- [REQUIRED WORK] Copy out the lines below word for word, starting at the first line and ending at the line that contains "progress-bar [187, 491, 707, 514]".

[A run of lines]
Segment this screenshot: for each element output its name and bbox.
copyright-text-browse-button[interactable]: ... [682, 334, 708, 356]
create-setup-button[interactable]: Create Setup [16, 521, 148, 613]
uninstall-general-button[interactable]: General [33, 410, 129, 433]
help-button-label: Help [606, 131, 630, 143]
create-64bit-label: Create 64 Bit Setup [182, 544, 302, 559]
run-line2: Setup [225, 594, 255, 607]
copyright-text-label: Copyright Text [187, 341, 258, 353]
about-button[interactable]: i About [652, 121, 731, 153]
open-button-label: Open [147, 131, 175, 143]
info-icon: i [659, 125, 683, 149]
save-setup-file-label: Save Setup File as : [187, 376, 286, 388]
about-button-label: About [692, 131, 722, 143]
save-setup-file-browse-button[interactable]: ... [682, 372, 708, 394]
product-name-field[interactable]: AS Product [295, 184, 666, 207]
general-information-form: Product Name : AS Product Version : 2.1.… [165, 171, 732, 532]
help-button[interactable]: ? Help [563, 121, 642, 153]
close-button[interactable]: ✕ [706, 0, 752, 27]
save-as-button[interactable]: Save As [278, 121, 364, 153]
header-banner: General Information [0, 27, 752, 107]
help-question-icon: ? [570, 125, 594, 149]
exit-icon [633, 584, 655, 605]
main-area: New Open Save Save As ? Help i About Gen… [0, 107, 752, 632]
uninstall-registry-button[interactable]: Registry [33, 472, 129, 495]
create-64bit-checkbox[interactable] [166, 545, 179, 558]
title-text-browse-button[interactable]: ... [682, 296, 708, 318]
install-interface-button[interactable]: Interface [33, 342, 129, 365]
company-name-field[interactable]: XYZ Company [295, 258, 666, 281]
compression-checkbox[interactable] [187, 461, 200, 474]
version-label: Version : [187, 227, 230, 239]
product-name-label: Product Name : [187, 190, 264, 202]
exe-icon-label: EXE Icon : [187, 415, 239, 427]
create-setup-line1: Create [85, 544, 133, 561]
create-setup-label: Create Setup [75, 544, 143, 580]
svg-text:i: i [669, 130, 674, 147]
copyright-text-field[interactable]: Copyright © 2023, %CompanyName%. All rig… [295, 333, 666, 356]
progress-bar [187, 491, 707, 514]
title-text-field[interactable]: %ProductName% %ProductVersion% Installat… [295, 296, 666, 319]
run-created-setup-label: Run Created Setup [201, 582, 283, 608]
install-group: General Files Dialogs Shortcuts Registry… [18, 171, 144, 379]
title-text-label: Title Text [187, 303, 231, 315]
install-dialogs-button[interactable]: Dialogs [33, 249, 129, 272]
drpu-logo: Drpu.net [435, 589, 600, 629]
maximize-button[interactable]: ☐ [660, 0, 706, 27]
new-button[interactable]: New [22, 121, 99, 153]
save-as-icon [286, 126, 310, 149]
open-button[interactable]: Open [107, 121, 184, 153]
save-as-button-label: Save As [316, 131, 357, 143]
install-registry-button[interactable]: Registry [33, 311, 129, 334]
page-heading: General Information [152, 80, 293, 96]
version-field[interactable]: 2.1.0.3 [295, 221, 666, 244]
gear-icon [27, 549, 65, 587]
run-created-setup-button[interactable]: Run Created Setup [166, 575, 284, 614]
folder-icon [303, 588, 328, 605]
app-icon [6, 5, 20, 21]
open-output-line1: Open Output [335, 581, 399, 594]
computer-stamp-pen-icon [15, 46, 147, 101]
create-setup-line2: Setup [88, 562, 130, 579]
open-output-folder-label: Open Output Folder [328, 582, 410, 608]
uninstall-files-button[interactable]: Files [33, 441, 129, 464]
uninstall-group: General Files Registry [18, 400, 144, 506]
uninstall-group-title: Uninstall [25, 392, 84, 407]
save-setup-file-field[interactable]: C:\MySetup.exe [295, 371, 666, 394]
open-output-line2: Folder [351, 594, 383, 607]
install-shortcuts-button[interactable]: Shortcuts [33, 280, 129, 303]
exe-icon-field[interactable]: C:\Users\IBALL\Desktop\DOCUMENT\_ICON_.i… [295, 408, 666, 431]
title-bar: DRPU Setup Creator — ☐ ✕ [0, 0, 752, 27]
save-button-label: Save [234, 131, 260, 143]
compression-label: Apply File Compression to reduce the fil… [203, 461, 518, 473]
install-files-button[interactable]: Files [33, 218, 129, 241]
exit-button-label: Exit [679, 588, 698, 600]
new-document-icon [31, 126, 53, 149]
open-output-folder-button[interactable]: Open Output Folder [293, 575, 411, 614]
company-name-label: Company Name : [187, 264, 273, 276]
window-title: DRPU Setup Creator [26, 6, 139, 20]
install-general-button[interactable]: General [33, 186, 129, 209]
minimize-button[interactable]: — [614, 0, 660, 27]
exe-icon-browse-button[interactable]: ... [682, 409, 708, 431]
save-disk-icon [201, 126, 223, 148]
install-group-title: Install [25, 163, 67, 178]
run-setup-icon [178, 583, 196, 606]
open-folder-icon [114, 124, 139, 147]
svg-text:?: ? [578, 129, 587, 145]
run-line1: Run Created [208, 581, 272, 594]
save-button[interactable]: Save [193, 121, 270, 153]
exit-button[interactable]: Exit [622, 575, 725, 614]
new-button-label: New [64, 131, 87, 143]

- [FINISHED EXERCISE]
Segment this screenshot: for each element output its name and bbox.
copyright-text-browse-button[interactable]: ... [682, 334, 708, 356]
create-setup-button[interactable]: Create Setup [16, 521, 148, 613]
uninstall-general-button[interactable]: General [33, 410, 129, 433]
help-button-label: Help [606, 131, 630, 143]
create-64bit-label: Create 64 Bit Setup [182, 544, 302, 559]
run-line2: Setup [225, 594, 255, 607]
copyright-text-label: Copyright Text [187, 341, 258, 353]
about-button[interactable]: i About [652, 121, 731, 153]
open-button-label: Open [147, 131, 175, 143]
info-icon: i [659, 125, 683, 149]
save-setup-file-label: Save Setup File as : [187, 376, 286, 388]
about-button-label: About [692, 131, 722, 143]
save-setup-file-browse-button[interactable]: ... [682, 372, 708, 394]
product-name-field[interactable]: AS Product [295, 184, 666, 207]
general-information-form: Product Name : AS Product Version : 2.1.… [165, 171, 732, 532]
help-button[interactable]: ? Help [563, 121, 642, 153]
close-button[interactable]: ✕ [706, 0, 752, 27]
save-as-button[interactable]: Save As [278, 121, 364, 153]
header-banner: General Information [0, 27, 752, 107]
help-question-icon: ? [570, 125, 594, 149]
exit-icon [633, 584, 655, 605]
main-area: New Open Save Save As ? Help i About Gen… [0, 107, 752, 632]
uninstall-registry-button[interactable]: Registry [33, 472, 129, 495]
create-64bit-checkbox[interactable] [166, 545, 179, 558]
title-text-browse-button[interactable]: ... [682, 296, 708, 318]
install-interface-button[interactable]: Interface [33, 342, 129, 365]
company-name-field[interactable]: XYZ Company [295, 258, 666, 281]
compression-checkbox[interactable] [187, 461, 200, 474]
version-label: Version : [187, 227, 230, 239]
product-name-label: Product Name : [187, 190, 264, 202]
exe-icon-label: EXE Icon : [187, 415, 239, 427]
create-setup-line1: Create [85, 544, 133, 561]
create-setup-label: Create Setup [75, 544, 143, 580]
svg-text:i: i [669, 130, 674, 147]
copyright-text-field[interactable]: Copyright © 2023, %CompanyName%. All rig… [295, 333, 666, 356]
progress-bar [187, 491, 707, 514]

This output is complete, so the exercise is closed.